GIVEN PROBLEM
Pull every line containing "Brazilian" from the entries.

DATA FOR PROCESSING
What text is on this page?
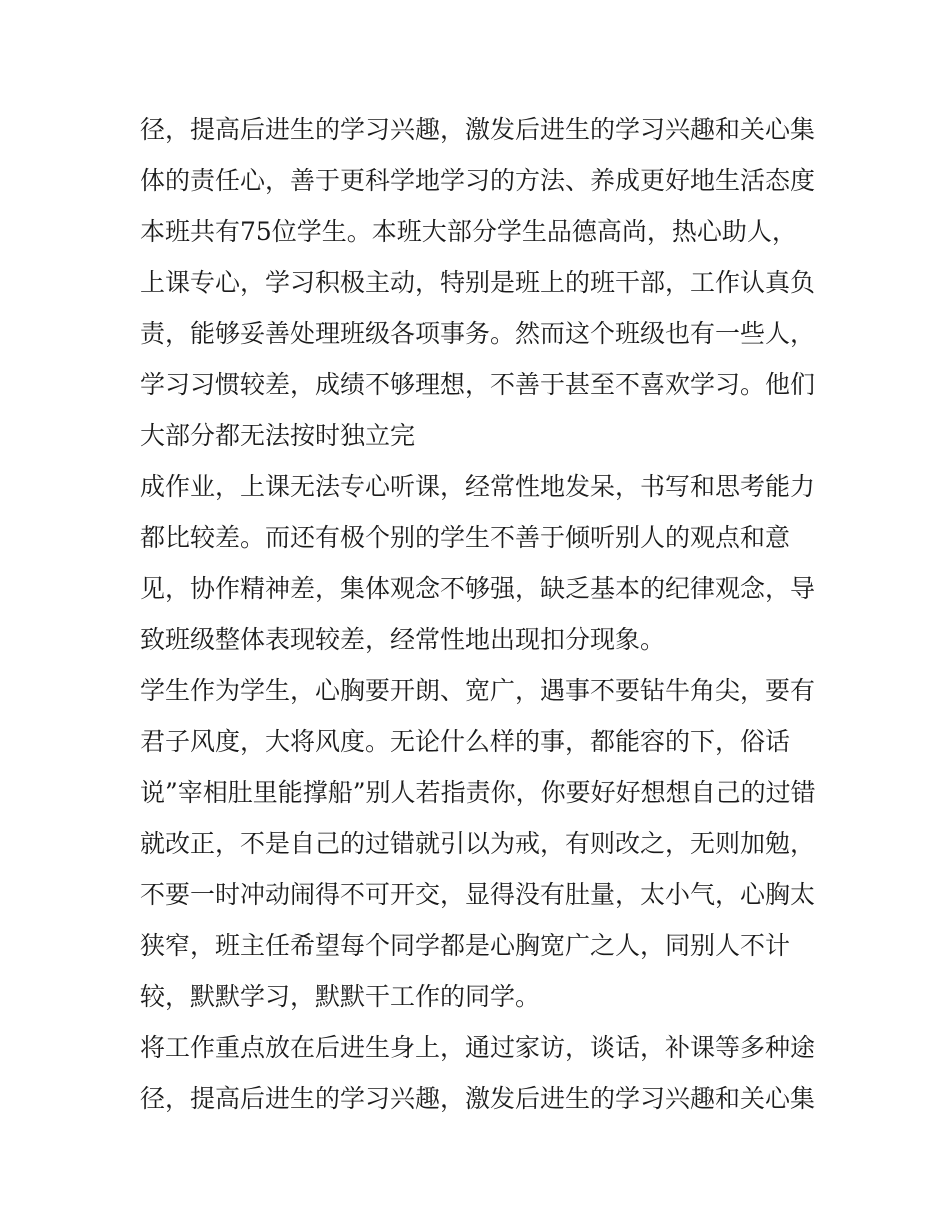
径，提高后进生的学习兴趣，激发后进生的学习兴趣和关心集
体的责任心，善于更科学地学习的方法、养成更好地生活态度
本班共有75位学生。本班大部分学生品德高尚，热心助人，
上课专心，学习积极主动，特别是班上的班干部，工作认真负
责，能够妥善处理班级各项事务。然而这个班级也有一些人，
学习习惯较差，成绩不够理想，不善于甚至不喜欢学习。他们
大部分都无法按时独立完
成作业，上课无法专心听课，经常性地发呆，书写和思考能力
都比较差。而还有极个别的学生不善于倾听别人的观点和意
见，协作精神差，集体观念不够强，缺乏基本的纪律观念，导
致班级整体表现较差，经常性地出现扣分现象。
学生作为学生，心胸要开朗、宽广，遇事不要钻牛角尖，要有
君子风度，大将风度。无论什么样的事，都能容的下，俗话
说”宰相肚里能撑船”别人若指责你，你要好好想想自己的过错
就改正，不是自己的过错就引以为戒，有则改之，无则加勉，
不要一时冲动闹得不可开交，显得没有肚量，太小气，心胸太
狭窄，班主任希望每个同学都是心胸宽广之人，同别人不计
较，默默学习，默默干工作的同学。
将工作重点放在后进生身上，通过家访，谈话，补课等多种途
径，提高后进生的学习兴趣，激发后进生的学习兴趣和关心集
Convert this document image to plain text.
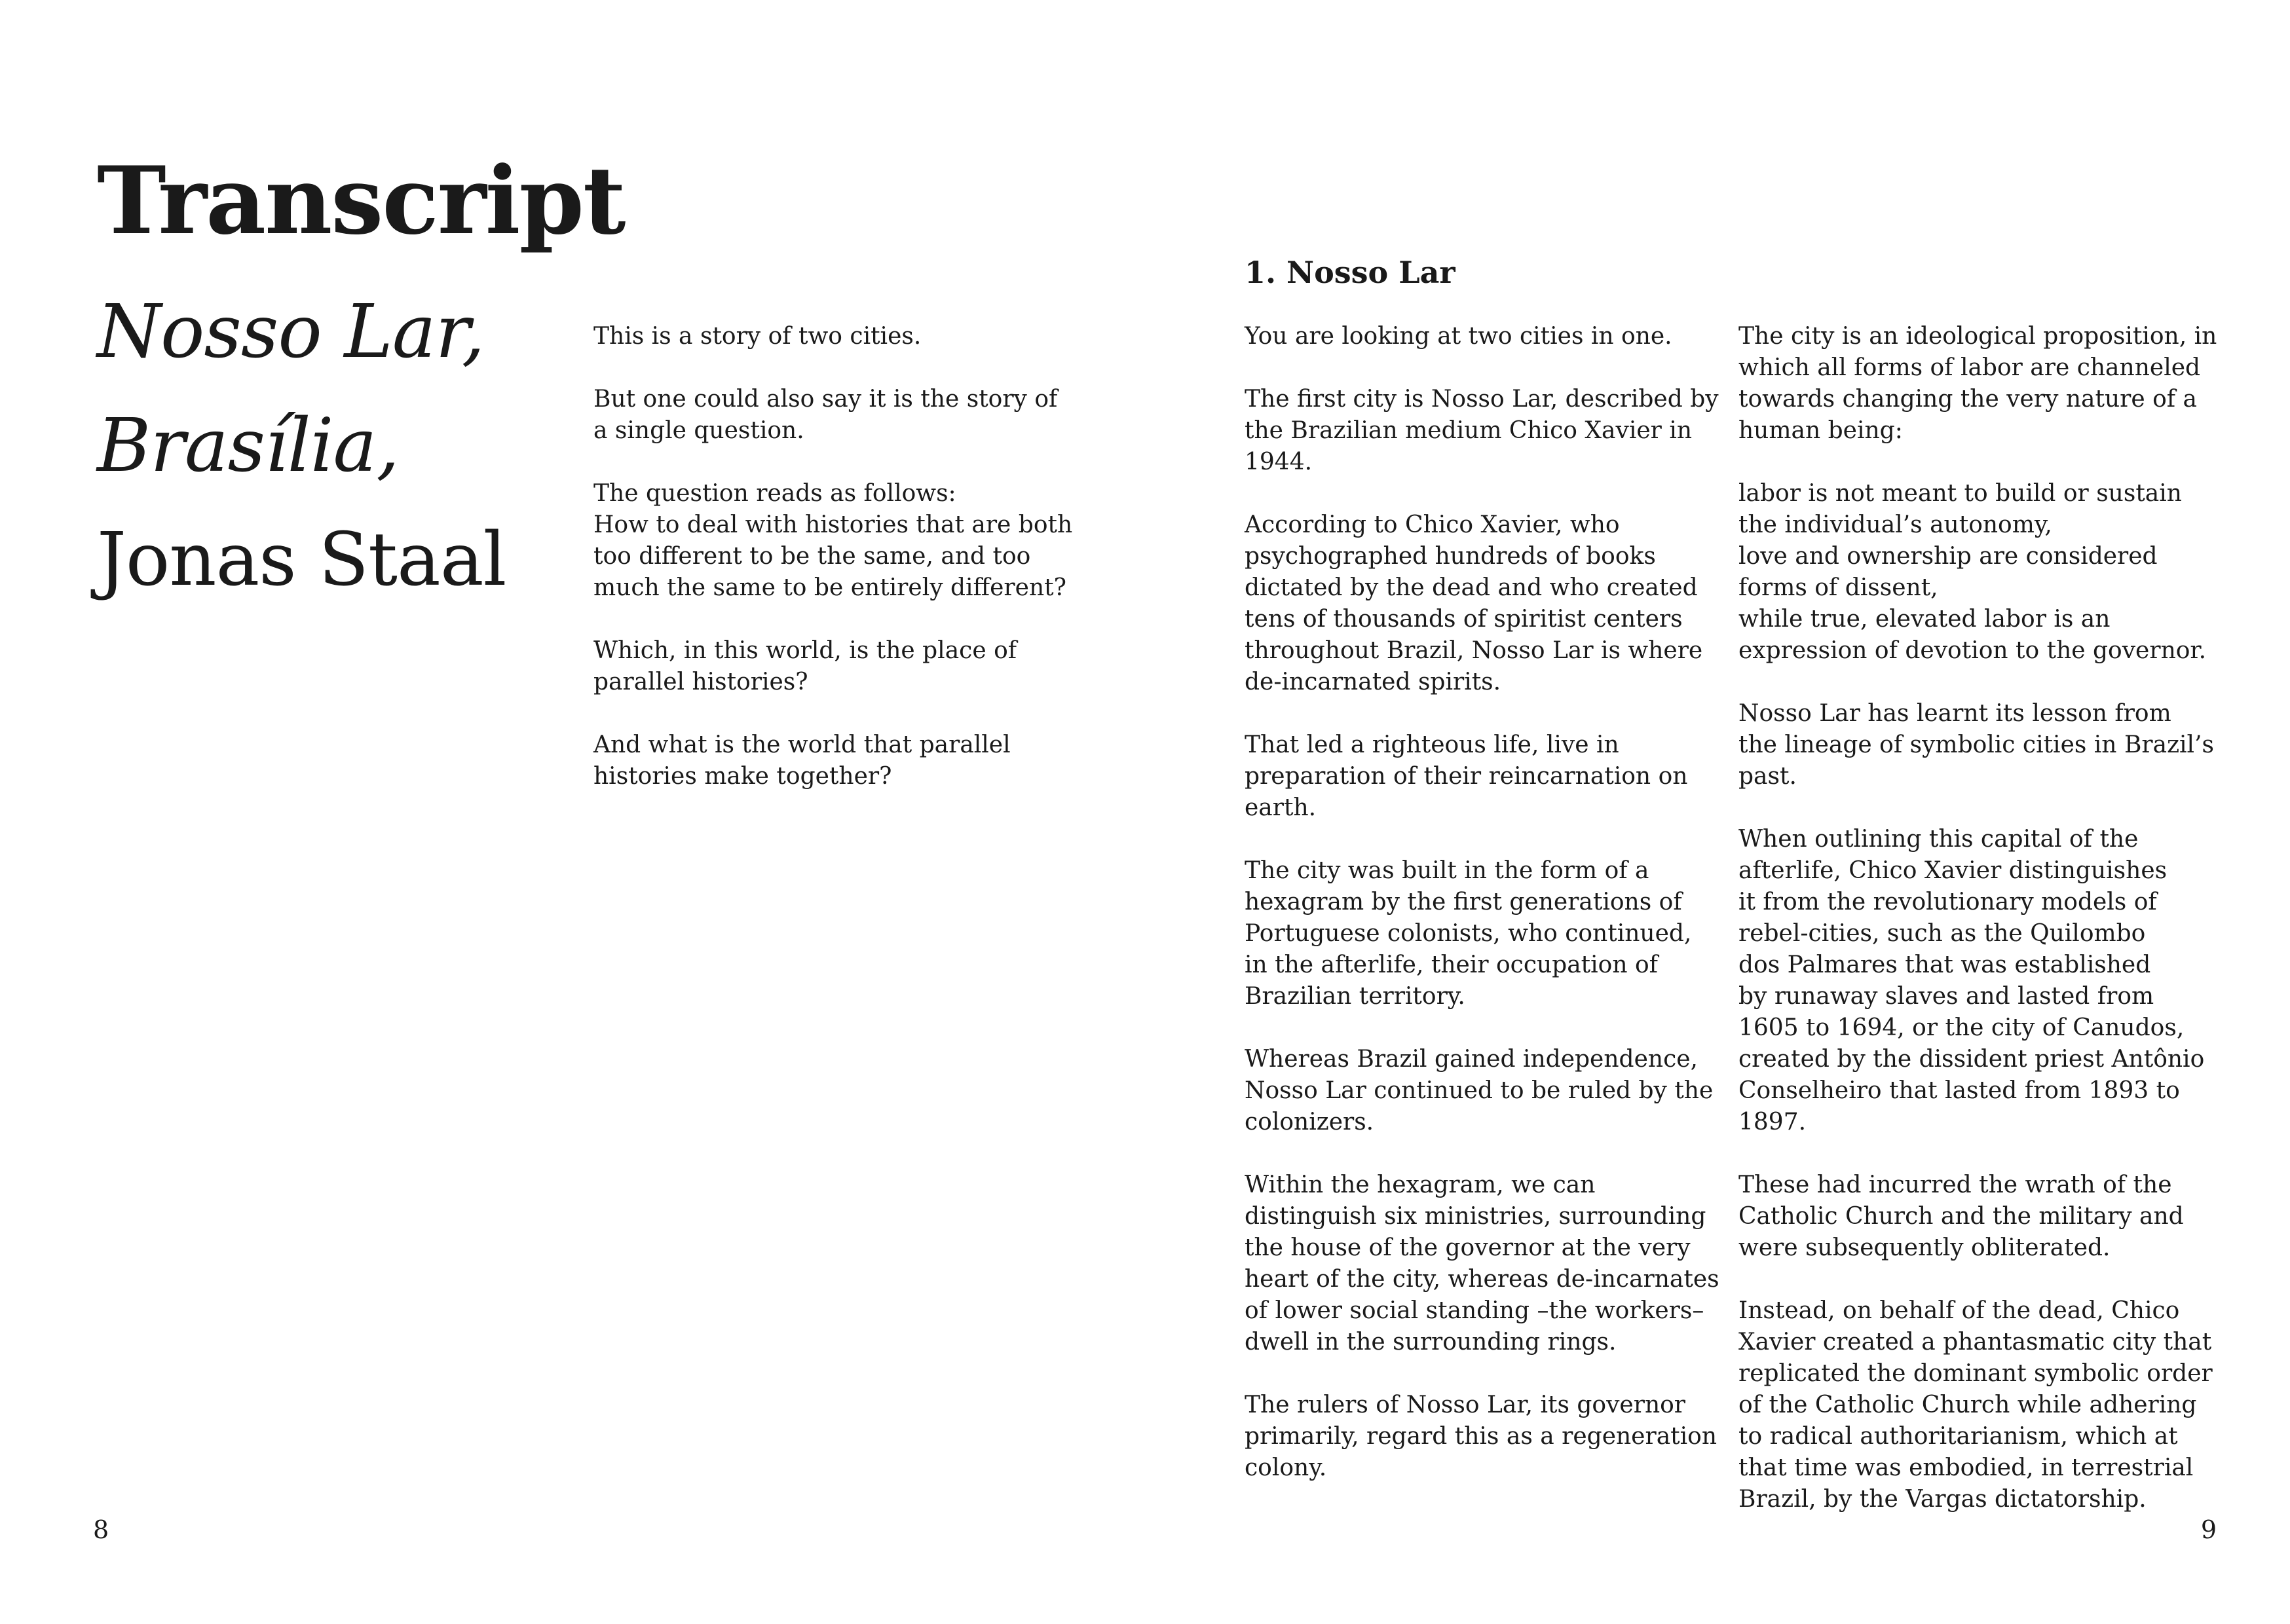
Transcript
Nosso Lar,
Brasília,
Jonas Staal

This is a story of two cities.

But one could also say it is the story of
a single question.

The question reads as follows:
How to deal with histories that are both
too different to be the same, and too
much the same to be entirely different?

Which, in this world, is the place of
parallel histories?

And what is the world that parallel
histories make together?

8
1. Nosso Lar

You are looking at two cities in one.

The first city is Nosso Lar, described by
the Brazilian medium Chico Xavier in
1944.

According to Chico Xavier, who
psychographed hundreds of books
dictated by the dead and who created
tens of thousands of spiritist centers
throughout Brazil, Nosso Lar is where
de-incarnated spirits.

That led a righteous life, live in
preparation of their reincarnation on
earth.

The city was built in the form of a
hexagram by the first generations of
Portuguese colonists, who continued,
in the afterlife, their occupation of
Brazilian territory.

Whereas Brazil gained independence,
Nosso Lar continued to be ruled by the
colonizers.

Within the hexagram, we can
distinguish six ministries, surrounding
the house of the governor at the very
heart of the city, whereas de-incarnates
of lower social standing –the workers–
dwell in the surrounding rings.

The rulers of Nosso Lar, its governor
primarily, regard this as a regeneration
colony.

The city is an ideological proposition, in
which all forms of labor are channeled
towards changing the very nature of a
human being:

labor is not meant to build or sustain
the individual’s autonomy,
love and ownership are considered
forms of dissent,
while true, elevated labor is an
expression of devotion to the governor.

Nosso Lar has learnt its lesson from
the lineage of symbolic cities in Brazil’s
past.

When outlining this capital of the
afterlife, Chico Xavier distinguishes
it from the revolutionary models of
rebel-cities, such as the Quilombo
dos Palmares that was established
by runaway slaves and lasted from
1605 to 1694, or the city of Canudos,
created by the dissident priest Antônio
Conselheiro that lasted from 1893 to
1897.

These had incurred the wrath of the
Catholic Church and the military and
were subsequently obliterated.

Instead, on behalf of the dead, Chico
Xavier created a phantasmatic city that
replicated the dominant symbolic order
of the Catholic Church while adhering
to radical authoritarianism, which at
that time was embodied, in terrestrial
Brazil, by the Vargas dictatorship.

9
* * *
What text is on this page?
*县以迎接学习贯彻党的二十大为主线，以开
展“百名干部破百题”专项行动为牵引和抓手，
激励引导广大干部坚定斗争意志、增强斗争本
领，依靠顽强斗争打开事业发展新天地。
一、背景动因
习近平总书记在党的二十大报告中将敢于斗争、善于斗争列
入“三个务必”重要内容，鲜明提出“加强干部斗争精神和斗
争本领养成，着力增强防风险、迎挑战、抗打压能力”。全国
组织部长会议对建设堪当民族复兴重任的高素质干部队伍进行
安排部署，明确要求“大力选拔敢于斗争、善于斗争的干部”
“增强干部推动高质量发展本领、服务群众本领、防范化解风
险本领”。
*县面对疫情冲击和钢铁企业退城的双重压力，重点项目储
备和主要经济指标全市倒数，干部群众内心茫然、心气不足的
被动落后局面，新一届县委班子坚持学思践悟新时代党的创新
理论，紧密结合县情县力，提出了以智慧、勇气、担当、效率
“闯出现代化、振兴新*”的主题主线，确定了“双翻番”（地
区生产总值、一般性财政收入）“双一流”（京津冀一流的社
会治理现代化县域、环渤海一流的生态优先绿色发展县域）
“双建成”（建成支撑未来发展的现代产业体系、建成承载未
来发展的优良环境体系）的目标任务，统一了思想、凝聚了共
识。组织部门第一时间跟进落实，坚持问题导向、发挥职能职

REPLY TO THE EXERCISE
the Brazilian medium Chico Xavier in
Brazilian territory.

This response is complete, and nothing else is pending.